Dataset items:
/---

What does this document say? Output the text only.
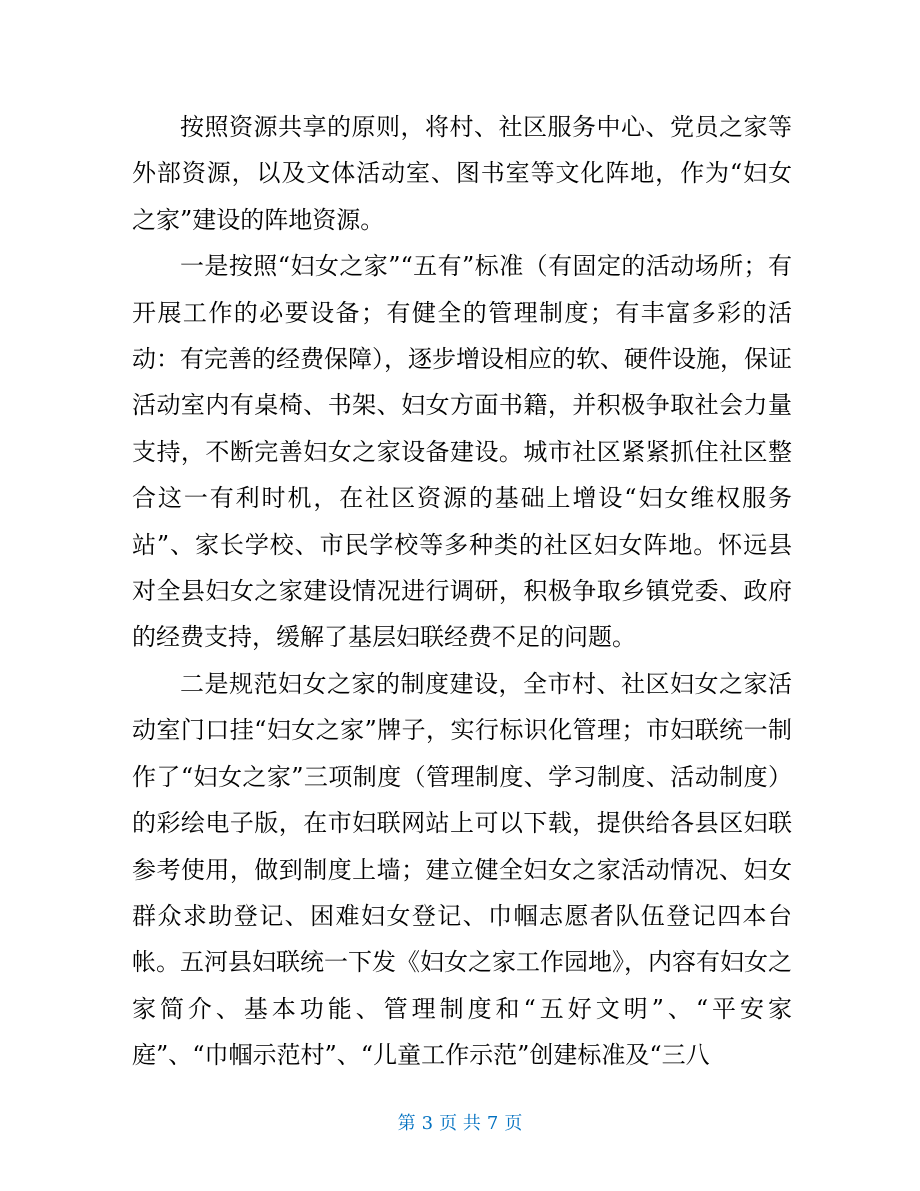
按照资源共享的原则，将村、社区服务中心、党员之家等外部资源，以及文体活动室、图书室等文化阵地，作为“妇女之家”建设的阵地资源。

一是按照“妇女之家”“五有”标准（有固定的活动场所；有开展工作的必要设备；有健全的管理制度；有丰富多彩的活动：有完善的经费保障），逐步增设相应的软、硬件设施，保证活动室内有桌椅、书架、妇女方面书籍，并积极争取社会力量支持，不断完善妇女之家设备建设。城市社区紧紧抓住社区整合这一有利时机，在社区资源的基础上增设“妇女维权服务站”、家长学校、市民学校等多种类的社区妇女阵地。怀远县对全县妇女之家建设情况进行调研，积极争取乡镇党委、政府的经费支持，缓解了基层妇联经费不足的问题。

二是规范妇女之家的制度建设，全市村、社区妇女之家活动室门口挂“妇女之家”牌子，实行标识化管理；市妇联统一制作了“妇女之家”三项制度（管理制度、学习制度、活动制度）的彩绘电子版，在市妇联网站上可以下载，提供给各县区妇联参考使用，做到制度上墙；建立健全妇女之家活动情况、妇女群众求助登记、困难妇女登记、巾帼志愿者队伍登记四本台帐。五河县妇联统一下发《妇女之家工作园地》，内容有妇女之家简介、基本功能、管理制度和“五好文明”、“平安家庭”、“巾帼示范村”、“儿童工作示范”创建标准及“三八

第 3 页 共 7 页
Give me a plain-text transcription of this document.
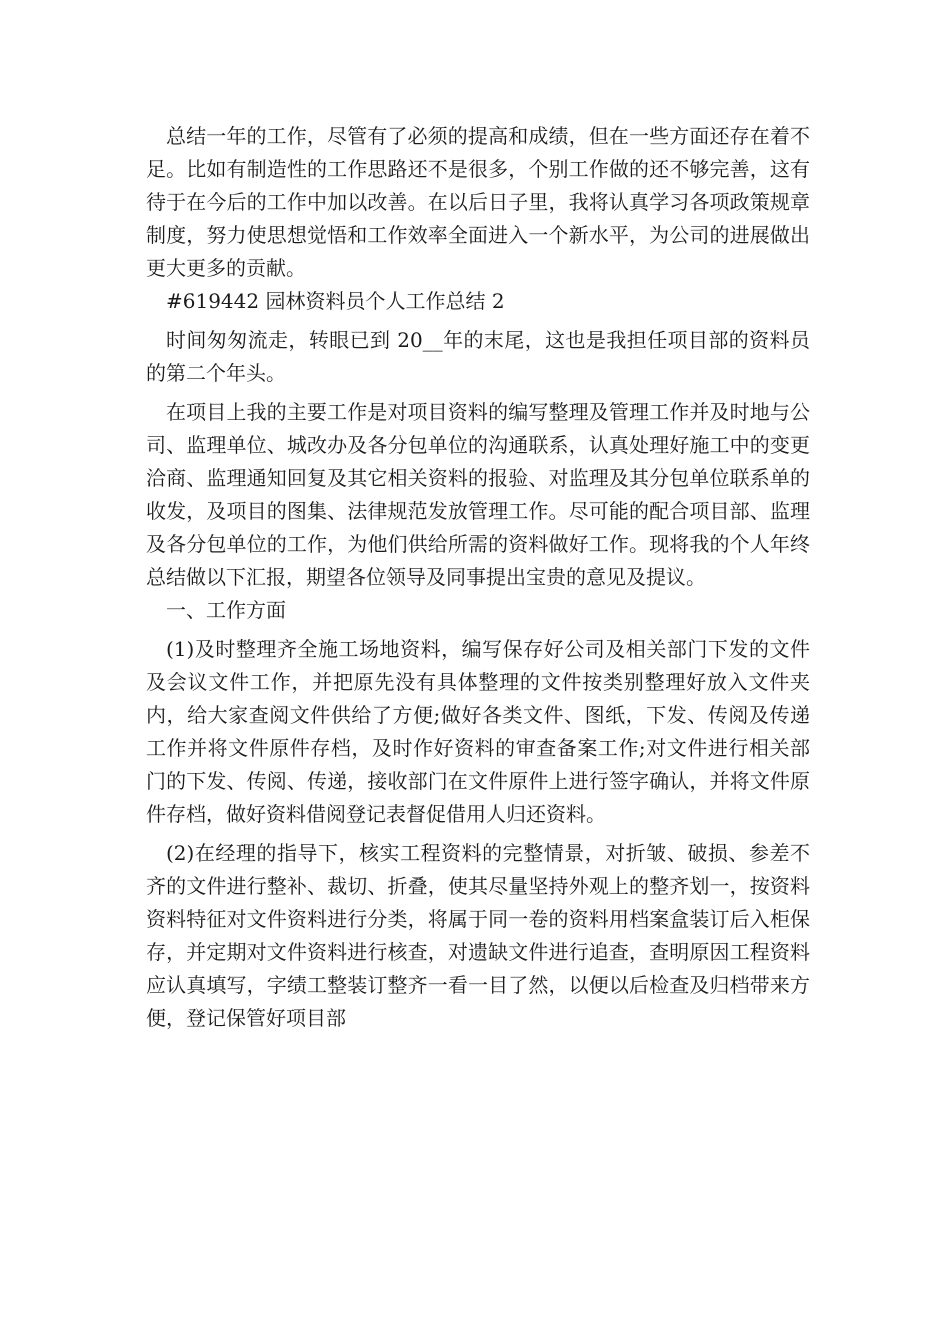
总结一年的工作，尽管有了必须的提高和成绩，但在一些方面还存在着不足。比如有制造性的工作思路还不是很多，个别工作做的还不够完善，这有待于在今后的工作中加以改善。在以后日子里，我将认真学习各项政策规章制度，努力使思想觉悟和工作效率全面进入一个新水平，为公司的进展做出更大更多的贡献。

#619442 园林资料员个人工作总结 2

时间匆匆流走，转眼已到 20__年的末尾，这也是我担任项目部的资料员的第二个年头。

在项目上我的主要工作是对项目资料的编写整理及管理工作并及时地与公司、监理单位、城改办及各分包单位的沟通联系，认真处理好施工中的变更洽商、监理通知回复及其它相关资料的报验、对监理及其分包单位联系单的收发，及项目的图集、法律规范发放管理工作。尽可能的配合项目部、监理及各分包单位的工作，为他们供给所需的资料做好工作。现将我的个人年终总结做以下汇报，期望各位领导及同事提出宝贵的意见及提议。

一、工作方面

(1)及时整理齐全施工场地资料，编写保存好公司及相关部门下发的文件及会议文件工作，并把原先没有具体整理的文件按类别整理好放入文件夹内，给大家查阅文件供给了方便;做好各类文件、图纸，下发、传阅及传递工作并将文件原件存档，及时作好资料的审查备案工作;对文件进行相关部门的下发、传阅、传递，接收部门在文件原件上进行签字确认，并将文件原件存档，做好资料借阅登记表督促借用人归还资料。

(2)在经理的指导下，核实工程资料的完整情景，对折皱、破损、参差不齐的文件进行整补、裁切、折叠，使其尽量坚持外观上的整齐划一，按资料资料特征对文件资料进行分类，将属于同一卷的资料用档案盒装订后入柜保存，并定期对文件资料进行核查，对遗缺文件进行追查，查明原因工程资料应认真填写，字绩工整装订整齐一看一目了然，以便以后检查及归档带来方便，登记保管好项目部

\---

Goal:
Leave out the pictures and repeat everything else in the records exactly.

Response:
What does this document say? Output the text only.
按照资源共享的原则，将村、社区服务中心、党员之家等外部资源，以及文体活动室、图书室等文化阵地，作为“妇女之家”建设的阵地资源。

一是按照“妇女之家”“五有”标准（有固定的活动场所；有开展工作的必要设备；有健全的管理制度；有丰富多彩的活动：有完善的经费保障），逐步增设相应的软、硬件设施，保证活动室内有桌椅、书架、妇女方面书籍，并积极争取社会力量支持，不断完善妇女之家设备建设。城市社区紧紧抓住社区整合这一有利时机，在社区资源的基础上增设“妇女维权服务站”、家长学校、市民学校等多种类的社区妇女阵地。怀远县对全县妇女之家建设情况进行调研，积极争取乡镇党委、政府的经费支持，缓解了基层妇联经费不足的问题。

二是规范妇女之家的制度建设，全市村、社区妇女之家活动室门口挂“妇女之家”牌子，实行标识化管理；市妇联统一制作了“妇女之家”三项制度（管理制度、学习制度、活动制度）的彩绘电子版，在市妇联网站上可以下载，提供给各县区妇联参考使用，做到制度上墙；建立健全妇女之家活动情况、妇女群众求助登记、困难妇女登记、巾帼志愿者队伍登记四本台帐。五河县妇联统一下发《妇女之家工作园地》，内容有妇女之家简介、基本功能、管理制度和“五好文明”、“平安家庭”、“巾帼示范村”、“儿童工作示范”创建标准及“三八

第 3 页 共 7 页
Give me a plain-text transcription of this document.
总结一年的工作，尽管有了必须的提高和成绩，但在一些方面还存在着不足。比如有制造性的工作思路还不是很多，个别工作做的还不够完善，这有待于在今后的工作中加以改善。在以后日子里，我将认真学习各项政策规章制度，努力使思想觉悟和工作效率全面进入一个新水平，为公司的进展做出更大更多的贡献。

#619442 园林资料员个人工作总结 2

时间匆匆流走，转眼已到 20__年的末尾，这也是我担任项目部的资料员的第二个年头。

在项目上我的主要工作是对项目资料的编写整理及管理工作并及时地与公司、监理单位、城改办及各分包单位的沟通联系，认真处理好施工中的变更洽商、监理通知回复及其它相关资料的报验、对监理及其分包单位联系单的收发，及项目的图集、法律规范发放管理工作。尽可能的配合项目部、监理及各分包单位的工作，为他们供给所需的资料做好工作。现将我的个人年终总结做以下汇报，期望各位领导及同事提出宝贵的意见及提议。

一、工作方面

(1)及时整理齐全施工场地资料，编写保存好公司及相关部门下发的文件及会议文件工作，并把原先没有具体整理的文件按类别整理好放入文件夹内，给大家查阅文件供给了方便;做好各类文件、图纸，下发、传阅及传递工作并将文件原件存档，及时作好资料的审查备案工作;对文件进行相关部门的下发、传阅、传递，接收部门在文件原件上进行签字确认，并将文件原件存档，做好资料借阅登记表督促借用人归还资料。

(2)在经理的指导下，核实工程资料的完整情景，对折皱、破损、参差不齐的文件进行整补、裁切、折叠，使其尽量坚持外观上的整齐划一，按资料资料特征对文件资料进行分类，将属于同一卷的资料用档案盒装订后入柜保存，并定期对文件资料进行核查，对遗缺文件进行追查，查明原因工程资料应认真填写，字绩工整装订整齐一看一目了然，以便以后检查及归档带来方便，登记保管好项目部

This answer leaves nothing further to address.